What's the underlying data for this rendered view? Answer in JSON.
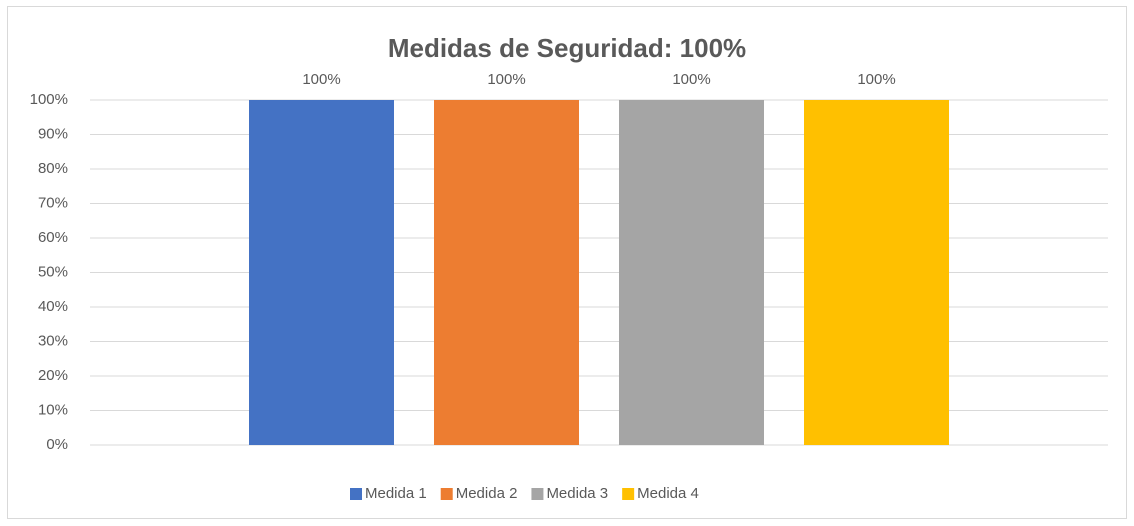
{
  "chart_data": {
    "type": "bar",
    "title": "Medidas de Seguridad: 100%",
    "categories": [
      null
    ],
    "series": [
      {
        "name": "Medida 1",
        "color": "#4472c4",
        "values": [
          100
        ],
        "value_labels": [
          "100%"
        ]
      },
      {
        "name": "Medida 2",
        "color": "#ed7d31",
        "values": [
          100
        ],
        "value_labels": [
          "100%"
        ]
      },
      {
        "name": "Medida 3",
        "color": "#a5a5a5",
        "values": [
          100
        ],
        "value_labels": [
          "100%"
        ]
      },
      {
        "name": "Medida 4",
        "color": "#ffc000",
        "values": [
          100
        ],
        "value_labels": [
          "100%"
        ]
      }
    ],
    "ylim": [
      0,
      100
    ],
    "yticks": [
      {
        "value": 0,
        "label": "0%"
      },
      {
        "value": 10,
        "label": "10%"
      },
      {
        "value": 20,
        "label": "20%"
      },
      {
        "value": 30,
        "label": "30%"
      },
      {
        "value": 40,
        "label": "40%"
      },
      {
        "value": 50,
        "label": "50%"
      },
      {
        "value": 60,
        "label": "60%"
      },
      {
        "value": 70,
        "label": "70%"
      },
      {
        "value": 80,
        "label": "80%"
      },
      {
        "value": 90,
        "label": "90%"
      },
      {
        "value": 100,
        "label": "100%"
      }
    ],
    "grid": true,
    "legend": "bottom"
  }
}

**DO THIS**
Looking at the entries above, say how many lines contain the word "name". Only the number is wanted.

**EXERCISE RESULT**
4